_WHAT IS EXPECTED_: Look through the records and report how many lines include the word "name", with no other words.

━━━━━ RECORDS SHOWN ━━━━━

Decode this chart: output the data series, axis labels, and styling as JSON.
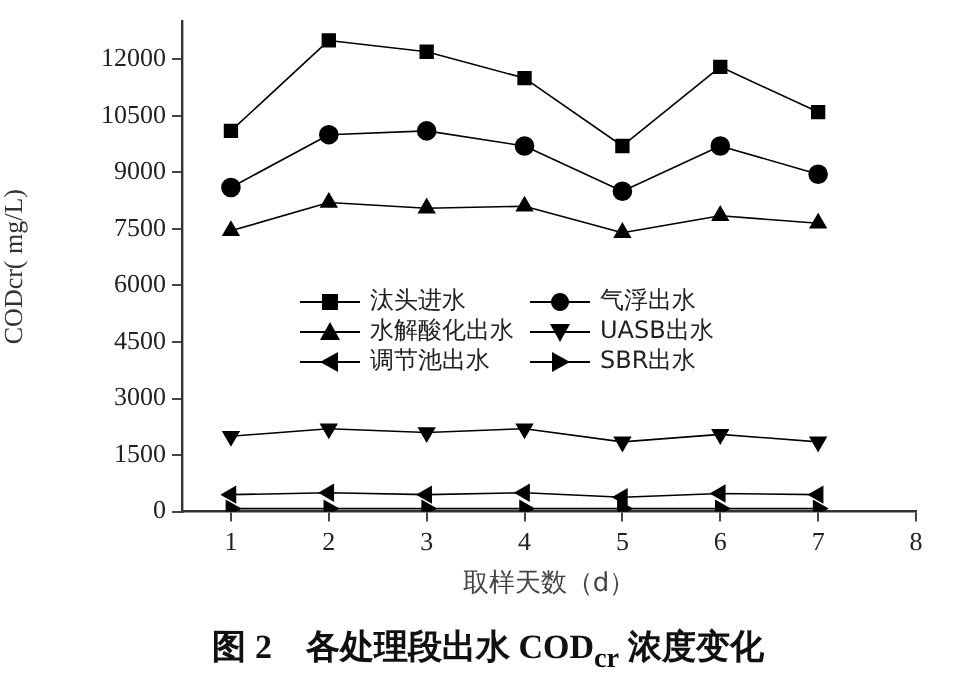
{
  "chart_data": {
    "type": "line",
    "title": "图 2　各处理段出水 COD$_{cr}$ 浓度变化",
    "xlabel": "取样天数（d）",
    "ylabel": "CODcr( mg/L)",
    "x": [
      1,
      2,
      3,
      4,
      5,
      6,
      7
    ],
    "xlim": [
      0.5,
      8
    ],
    "xticks": [
      1,
      2,
      3,
      4,
      5,
      6,
      7,
      8
    ],
    "ylim": [
      0,
      13000
    ],
    "yticks": [
      0,
      1500,
      3000,
      4500,
      6000,
      7500,
      9000,
      10500,
      12000
    ],
    "grid": false,
    "legend": "center",
    "line_style": "solid",
    "series": [
      {
        "name": "汰头进水",
        "color": "#000000",
        "marker": "square",
        "values": [
          10100,
          12500,
          12200,
          11500,
          9700,
          11800,
          10600
        ]
      },
      {
        "name": "气浮出水",
        "color": "#000000",
        "marker": "circle",
        "values": [
          8600,
          10000,
          10100,
          9700,
          8500,
          9700,
          8950
        ]
      },
      {
        "name": "水解酸化出水",
        "color": "#000000",
        "marker": "triangle",
        "values": [
          7450,
          8200,
          8050,
          8100,
          7400,
          7850,
          7650
        ]
      },
      {
        "name": "UASB出水",
        "color": "#000000",
        "marker": "triangle-down",
        "values": [
          2000,
          2200,
          2100,
          2200,
          1850,
          2050,
          1850
        ]
      },
      {
        "name": "调节池出水",
        "color": "#000000",
        "marker": "triangle-left",
        "values": [
          450,
          500,
          450,
          500,
          380,
          480,
          450
        ]
      },
      {
        "name": "SBR出水",
        "color": "#000000",
        "marker": "triangle-right",
        "values": [
          80,
          80,
          80,
          80,
          80,
          80,
          80
        ]
      }
    ]
  }
}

━━━━━

_FINAL RESULT_: 6